Directive a » According to the passage on digitized historical sources, how many trials does the Old Bailey Online make searchable?

Passage shown »
===============
As these methods became central, digital technologies have significantly altered the nature, accessibility, and volume of historical sources. As Timothy Hitchcock states, “The digital archive has changed the nature of the historical record” (DHLU 2013 Symposium (Luxembourg, 5 December 2013)—Keynote: Tim Hitchcock-CVCE Website, 2025) Previously inaccessible manuscripts, newspapers, and records are now available online, allowing historians to use vast datasets. Projects like the Old Bailey Online exemplify how digitisation reshapes the materiality of sources by offering searchable access to 197,000 trials, a scale previously unimaginable (Old Bailey Proceedings Online, 2025). Similarly, the Transcribe Bentham project demonstrates how collaborative digital initiatives have expanded participation in both the creation of and access to historical documents; volunteers transcribe manuscripts, making primary sources widely available and accelerating research progress (Causer and Terras, 2014).

Despite enhanced access, the use of digital surrogates, while offering accessibility, raises questions about authenticity and the material context of original documents. As Johanna Drucker notes, “Digitized materials are not facsimiles but interpretations” (Drucker, 2013), highlighting how the transformation of physical sources into digital formats introduces a new layer of mediation.
===============
Recorded information »
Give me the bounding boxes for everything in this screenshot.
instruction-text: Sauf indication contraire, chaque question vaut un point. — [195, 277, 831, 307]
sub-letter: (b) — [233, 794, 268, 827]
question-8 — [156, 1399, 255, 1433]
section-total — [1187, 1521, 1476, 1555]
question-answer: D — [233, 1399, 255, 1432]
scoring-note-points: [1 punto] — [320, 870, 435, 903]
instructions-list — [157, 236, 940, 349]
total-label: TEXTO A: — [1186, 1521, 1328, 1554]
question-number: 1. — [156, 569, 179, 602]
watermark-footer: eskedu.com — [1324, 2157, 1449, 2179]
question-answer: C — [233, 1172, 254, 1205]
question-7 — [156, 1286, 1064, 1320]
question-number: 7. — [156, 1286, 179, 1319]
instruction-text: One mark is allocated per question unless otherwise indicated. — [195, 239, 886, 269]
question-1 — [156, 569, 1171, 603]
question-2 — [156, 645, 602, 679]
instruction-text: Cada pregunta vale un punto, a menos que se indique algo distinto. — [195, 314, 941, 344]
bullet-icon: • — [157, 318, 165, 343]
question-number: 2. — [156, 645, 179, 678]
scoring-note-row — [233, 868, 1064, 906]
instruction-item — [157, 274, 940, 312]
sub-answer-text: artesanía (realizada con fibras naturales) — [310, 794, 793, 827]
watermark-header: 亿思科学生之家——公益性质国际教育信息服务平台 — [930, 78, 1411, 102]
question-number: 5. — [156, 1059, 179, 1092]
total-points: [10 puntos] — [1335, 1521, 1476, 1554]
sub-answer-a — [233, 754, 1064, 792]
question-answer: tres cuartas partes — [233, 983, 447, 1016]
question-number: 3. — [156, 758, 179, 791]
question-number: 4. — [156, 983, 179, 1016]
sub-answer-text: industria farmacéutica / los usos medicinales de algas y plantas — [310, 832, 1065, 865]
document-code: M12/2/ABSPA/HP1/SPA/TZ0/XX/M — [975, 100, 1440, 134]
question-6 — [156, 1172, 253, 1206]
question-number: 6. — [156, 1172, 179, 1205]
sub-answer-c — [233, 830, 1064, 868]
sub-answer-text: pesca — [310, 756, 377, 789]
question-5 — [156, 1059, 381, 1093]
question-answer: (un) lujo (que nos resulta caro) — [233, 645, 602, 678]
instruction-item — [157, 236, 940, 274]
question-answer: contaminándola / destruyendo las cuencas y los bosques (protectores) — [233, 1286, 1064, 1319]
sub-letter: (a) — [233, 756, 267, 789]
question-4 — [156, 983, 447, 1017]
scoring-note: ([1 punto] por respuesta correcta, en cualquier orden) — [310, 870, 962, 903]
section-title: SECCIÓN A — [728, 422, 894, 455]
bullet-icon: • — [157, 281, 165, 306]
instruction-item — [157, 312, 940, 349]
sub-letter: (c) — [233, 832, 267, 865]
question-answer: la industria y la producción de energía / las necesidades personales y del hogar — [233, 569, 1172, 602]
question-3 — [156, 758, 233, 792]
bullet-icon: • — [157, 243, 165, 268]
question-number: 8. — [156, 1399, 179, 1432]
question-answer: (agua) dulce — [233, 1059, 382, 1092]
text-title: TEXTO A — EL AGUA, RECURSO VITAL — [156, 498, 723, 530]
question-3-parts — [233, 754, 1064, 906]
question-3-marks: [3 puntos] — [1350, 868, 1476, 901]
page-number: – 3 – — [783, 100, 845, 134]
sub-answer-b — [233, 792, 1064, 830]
===============
Directive b » Extract the records verbatim from the start of the records through the line holding "section-total — [1187, 1521, 1476, 1555]", inclusive.

Final answer a » 197,000 trials.

Final answer b »
Give me the bounding boxes for everything in this screenshot.
instruction-text: Sauf indication contraire, chaque question vaut un point. — [195, 277, 831, 307]
sub-letter: (b) — [233, 794, 268, 827]
question-8 — [156, 1399, 255, 1433]
section-total — [1187, 1521, 1476, 1555]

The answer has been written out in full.